GIVEN TASK:
Print all the data, keeping every line exactly as it is.

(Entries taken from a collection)
************

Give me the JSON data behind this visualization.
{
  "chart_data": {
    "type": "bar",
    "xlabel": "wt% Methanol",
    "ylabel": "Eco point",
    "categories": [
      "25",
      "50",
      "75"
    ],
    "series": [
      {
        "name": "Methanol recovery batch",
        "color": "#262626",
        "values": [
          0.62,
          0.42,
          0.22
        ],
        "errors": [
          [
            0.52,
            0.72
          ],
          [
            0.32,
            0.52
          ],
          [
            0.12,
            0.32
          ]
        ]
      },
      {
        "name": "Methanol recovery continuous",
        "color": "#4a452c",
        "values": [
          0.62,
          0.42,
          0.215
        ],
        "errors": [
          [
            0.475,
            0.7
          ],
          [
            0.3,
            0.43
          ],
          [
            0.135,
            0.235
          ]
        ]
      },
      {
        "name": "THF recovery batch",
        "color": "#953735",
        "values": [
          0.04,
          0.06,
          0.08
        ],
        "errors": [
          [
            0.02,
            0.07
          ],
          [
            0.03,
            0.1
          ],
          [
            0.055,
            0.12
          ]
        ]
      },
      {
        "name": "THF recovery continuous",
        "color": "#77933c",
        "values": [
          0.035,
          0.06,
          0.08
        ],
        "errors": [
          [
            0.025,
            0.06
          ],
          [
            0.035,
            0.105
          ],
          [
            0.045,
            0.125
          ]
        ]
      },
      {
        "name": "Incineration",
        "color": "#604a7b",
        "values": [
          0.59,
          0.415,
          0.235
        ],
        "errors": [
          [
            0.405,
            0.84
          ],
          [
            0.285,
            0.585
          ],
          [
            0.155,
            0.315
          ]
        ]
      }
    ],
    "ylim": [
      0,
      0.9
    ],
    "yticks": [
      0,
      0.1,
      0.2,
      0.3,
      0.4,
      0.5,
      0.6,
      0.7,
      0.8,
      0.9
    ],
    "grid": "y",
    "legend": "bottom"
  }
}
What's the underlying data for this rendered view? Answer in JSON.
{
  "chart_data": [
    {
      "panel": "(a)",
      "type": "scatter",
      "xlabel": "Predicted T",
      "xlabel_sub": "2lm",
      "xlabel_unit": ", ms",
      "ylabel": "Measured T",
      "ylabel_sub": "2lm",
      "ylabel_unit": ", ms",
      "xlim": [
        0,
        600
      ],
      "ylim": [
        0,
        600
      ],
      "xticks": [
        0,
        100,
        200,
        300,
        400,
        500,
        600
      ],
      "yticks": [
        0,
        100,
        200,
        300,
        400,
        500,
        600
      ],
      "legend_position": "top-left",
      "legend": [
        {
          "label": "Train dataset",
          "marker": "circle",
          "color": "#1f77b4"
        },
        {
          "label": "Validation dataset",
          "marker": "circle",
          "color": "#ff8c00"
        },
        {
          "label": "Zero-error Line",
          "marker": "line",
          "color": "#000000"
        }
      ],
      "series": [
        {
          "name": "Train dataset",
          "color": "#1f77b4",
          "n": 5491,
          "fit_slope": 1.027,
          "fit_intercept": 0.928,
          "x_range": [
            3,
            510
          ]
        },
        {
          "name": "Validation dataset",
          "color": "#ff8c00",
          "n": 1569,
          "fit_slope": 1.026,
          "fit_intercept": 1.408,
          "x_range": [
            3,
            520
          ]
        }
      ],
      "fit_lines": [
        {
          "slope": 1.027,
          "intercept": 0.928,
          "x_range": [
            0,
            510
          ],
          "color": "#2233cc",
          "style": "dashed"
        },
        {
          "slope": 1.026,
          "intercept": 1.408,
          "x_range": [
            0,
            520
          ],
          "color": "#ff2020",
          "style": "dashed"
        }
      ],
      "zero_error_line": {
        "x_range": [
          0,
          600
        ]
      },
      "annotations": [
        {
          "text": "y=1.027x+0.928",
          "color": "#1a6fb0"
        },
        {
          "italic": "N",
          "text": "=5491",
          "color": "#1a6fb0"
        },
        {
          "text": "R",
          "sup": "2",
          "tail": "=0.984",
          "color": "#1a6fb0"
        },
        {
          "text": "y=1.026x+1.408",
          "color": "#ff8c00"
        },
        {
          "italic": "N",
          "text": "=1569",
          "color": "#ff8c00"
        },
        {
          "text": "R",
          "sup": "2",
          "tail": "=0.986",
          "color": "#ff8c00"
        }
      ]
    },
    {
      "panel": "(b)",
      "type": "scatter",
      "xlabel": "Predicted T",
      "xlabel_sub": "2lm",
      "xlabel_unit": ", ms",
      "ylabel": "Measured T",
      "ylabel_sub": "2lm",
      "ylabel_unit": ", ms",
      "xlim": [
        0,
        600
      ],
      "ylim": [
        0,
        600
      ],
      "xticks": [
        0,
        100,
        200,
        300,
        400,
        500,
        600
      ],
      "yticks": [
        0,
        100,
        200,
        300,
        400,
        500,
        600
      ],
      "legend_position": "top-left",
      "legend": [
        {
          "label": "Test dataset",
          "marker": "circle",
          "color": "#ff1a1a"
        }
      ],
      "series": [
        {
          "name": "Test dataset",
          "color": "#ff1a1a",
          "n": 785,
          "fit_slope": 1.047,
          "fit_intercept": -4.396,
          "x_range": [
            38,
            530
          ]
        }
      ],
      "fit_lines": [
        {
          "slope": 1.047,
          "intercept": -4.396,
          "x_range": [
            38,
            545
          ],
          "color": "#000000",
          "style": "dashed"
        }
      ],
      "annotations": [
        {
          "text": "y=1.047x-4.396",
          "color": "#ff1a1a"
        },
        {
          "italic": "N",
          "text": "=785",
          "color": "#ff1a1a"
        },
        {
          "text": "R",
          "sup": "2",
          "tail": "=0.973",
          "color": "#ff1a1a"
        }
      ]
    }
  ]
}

************

FINISHED TASK:
Give me the JSON data behind this visualization.
{
  "chart_data": {
    "type": "bar",
    "xlabel": "wt% Methanol",
    "ylabel": "Eco point",
    "categories": [
      "25",
      "50",
      "75"
    ],
    "series": [
      {
        "name": "Methanol recovery batch",
        "color": "#262626",
        "values": [
          0.62,
          0.42,
          0.22
        ],
        "errors": [
          [
            0.52,
            0.72
          ],
          [
            0.32,
            0.52
          ],
          [
            0.12,
            0.32
          ]
        ]
      },
      {
        "name": "Methanol recovery continuous",
        "color": "#4a452c",
        "values": [
          0.62,
          0.42,
          0.215
        ],
        "errors": [
          [
            0.475,
            0.7
          ],
          [
            0.3,
            0.43
          ],
          [
            0.135,
            0.235
          ]
        ]
      },
      {
        "name": "THF recovery batch",
        "color": "#953735",
        "values": [
          0.04,
          0.06,
          0.08
        ],
        "errors": [
          [
            0.02,
            0.07
          ],
          [
            0.03,
            0.1
          ],
          [
            0.055,
            0.12
          ]
        ]
      },
      {
        "name": "THF recovery continuous",
        "color": "#77933c",
        "values": [
          0.035,
          0.06,
          0.08
        ],
        "errors": [
          [
            0.025,
            0.06
          ],
          [
            0.035,
            0.105
          ],
          [
            0.045,
            0.125
          ]
        ]
      },
      {
        "name": "Incineration",
        "color": "#604a7b",
        "values": [
          0.59,
          0.415,
          0.235
        ],
        "errors": [
          [
            0.405,
            0.84
          ],
          [
            0.285,
            0.585
          ],
          [
            0.155,
            0.315
          ]
        ]
      }
    ],
    "ylim": [
      0,
      0.9
    ],
    "yticks": [
      0,
      0.1,
      0.2,
      0.3,
      0.4,
      0.5,
      0.6,
      0.7,
      0.8,
      0.9
    ],
    "grid": "y",
    "legend": "bottom"
  }
}
What's the underlying data for this rendered view? Answer in JSON.
{
  "chart_data": [
    {
      "panel": "(a)",
      "type": "scatter",
      "xlabel": "Predicted T",
      "xlabel_sub": "2lm",
      "xlabel_unit": ", ms",
      "ylabel": "Measured T",
      "ylabel_sub": "2lm",
      "ylabel_unit": ", ms",
      "xlim": [
        0,
        600
      ],
      "ylim": [
        0,
        600
      ],
      "xticks": [
        0,
        100,
        200,
        300,
        400,
        500,
        600
      ],
      "yticks": [
        0,
        100,
        200,
        300,
        400,
        500,
        600
      ],
      "legend_position": "top-left",
      "legend": [
        {
          "label": "Train dataset",
          "marker": "circle",
          "color": "#1f77b4"
        },
        {
          "label": "Validation dataset",
          "marker": "circle",
          "color": "#ff8c00"
        },
        {
          "label": "Zero-error Line",
          "marker": "line",
          "color": "#000000"
        }
      ],
      "series": [
        {
          "name": "Train dataset",
          "color": "#1f77b4",
          "n": 5491,
          "fit_slope": 1.027,
          "fit_intercept": 0.928,
          "x_range": [
            3,
            510
          ]
        },
        {
          "name": "Validation dataset",
          "color": "#ff8c00",
          "n": 1569,
          "fit_slope": 1.026,
          "fit_intercept": 1.408,
          "x_range": [
            3,
            520
          ]
        }
      ],
      "fit_lines": [
        {
          "slope": 1.027,
          "intercept": 0.928,
          "x_range": [
            0,
            510
          ],
          "color": "#2233cc",
          "style": "dashed"
        },
        {
          "slope": 1.026,
          "intercept": 1.408,
          "x_range": [
            0,
            520
          ],
          "color": "#ff2020",
          "style": "dashed"
        }
      ],
      "zero_error_line": {
        "x_range": [
          0,
          600
        ]
      },
      "annotations": [
        {
          "text": "y=1.027x+0.928",
          "color": "#1a6fb0"
        },
        {
          "italic": "N",
          "text": "=5491",
          "color": "#1a6fb0"
        },
        {
          "text": "R",
          "sup": "2",
          "tail": "=0.984",
          "color": "#1a6fb0"
        },
        {
          "text": "y=1.026x+1.408",
          "color": "#ff8c00"
        },
        {
          "italic": "N",
          "text": "=1569",
          "color": "#ff8c00"
        },
        {
          "text": "R",
          "sup": "2",
          "tail": "=0.986",
          "color": "#ff8c00"
        }
      ]
    },
    {
      "panel": "(b)",
      "type": "scatter",
      "xlabel": "Predicted T",
      "xlabel_sub": "2lm",
      "xlabel_unit": ", ms",
      "ylabel": "Measured T",
      "ylabel_sub": "2lm",
      "ylabel_unit": ", ms",
      "xlim": [
        0,
        600
      ],
      "ylim": [
        0,
        600
      ],
      "xticks": [
        0,
        100,
        200,
        300,
        400,
        500,
        600
      ],
      "yticks": [
        0,
        100,
        200,
        300,
        400,
        500,
        600
      ],
      "legend_position": "top-left",
      "legend": [
        {
          "label": "Test dataset",
          "marker": "circle",
          "color": "#ff1a1a"
        }
      ],
      "series": [
        {
          "name": "Test dataset",
          "color": "#ff1a1a",
          "n": 785,
          "fit_slope": 1.047,
          "fit_intercept": -4.396,
          "x_range": [
            38,
            530
          ]
        }
      ],
      "fit_lines": [
        {
          "slope": 1.047,
          "intercept": -4.396,
          "x_range": [
            38,
            545
          ],
          "color": "#000000",
          "style": "dashed"
        }
      ],
      "annotations": [
        {
          "text": "y=1.047x-4.396",
          "color": "#ff1a1a"
        },
        {
          "italic": "N",
          "text": "=785",
          "color": "#ff1a1a"
        },
        {
          "text": "R",
          "sup": "2",
          "tail": "=0.973",
          "color": "#ff1a1a"
        }
      ]
    }
  ]
}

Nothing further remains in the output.